PROMPT: Please reproduce every record, keeping each one exactly as written.

═════ DATASET ═════

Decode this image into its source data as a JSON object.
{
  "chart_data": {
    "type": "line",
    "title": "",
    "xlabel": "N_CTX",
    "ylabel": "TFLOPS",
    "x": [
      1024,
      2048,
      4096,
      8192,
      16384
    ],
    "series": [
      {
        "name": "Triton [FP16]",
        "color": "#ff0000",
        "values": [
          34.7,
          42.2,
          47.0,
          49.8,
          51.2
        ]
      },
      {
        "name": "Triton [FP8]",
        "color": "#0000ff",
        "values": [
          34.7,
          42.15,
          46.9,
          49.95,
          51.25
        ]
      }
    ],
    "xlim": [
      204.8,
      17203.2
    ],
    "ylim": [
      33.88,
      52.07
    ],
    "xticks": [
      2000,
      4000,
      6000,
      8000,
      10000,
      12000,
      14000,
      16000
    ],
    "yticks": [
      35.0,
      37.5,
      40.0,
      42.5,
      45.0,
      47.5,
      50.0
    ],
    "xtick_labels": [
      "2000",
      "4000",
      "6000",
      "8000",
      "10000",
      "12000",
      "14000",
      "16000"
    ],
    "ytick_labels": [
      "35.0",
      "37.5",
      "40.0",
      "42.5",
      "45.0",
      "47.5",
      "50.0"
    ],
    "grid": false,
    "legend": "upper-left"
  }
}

═════

WRITTEN SOLUTION:
Decode this image into its source data as a JSON object.
{
  "chart_data": {
    "type": "line",
    "title": "",
    "xlabel": "N_CTX",
    "ylabel": "TFLOPS",
    "x": [
      1024,
      2048,
      4096,
      8192,
      16384
    ],
    "series": [
      {
        "name": "Triton [FP16]",
        "color": "#ff0000",
        "values": [
          34.7,
          42.2,
          47.0,
          49.8,
          51.2
        ]
      },
      {
        "name": "Triton [FP8]",
        "color": "#0000ff",
        "values": [
          34.7,
          42.15,
          46.9,
          49.95,
          51.25
        ]
      }
    ],
    "xlim": [
      204.8,
      17203.2
    ],
    "ylim": [
      33.88,
      52.07
    ],
    "xticks": [
      2000,
      4000,
      6000,
      8000,
      10000,
      12000,
      14000,
      16000
    ],
    "yticks": [
      35.0,
      37.5,
      40.0,
      42.5,
      45.0,
      47.5,
      50.0
    ],
    "xtick_labels": [
      "2000",
      "4000",
      "6000",
      "8000",
      "10000",
      "12000",
      "14000",
      "16000"
    ],
    "ytick_labels": [
      "35.0",
      "37.5",
      "40.0",
      "42.5",
      "45.0",
      "47.5",
      "50.0"
    ],
    "grid": false,
    "legend": "upper-left"
  }
}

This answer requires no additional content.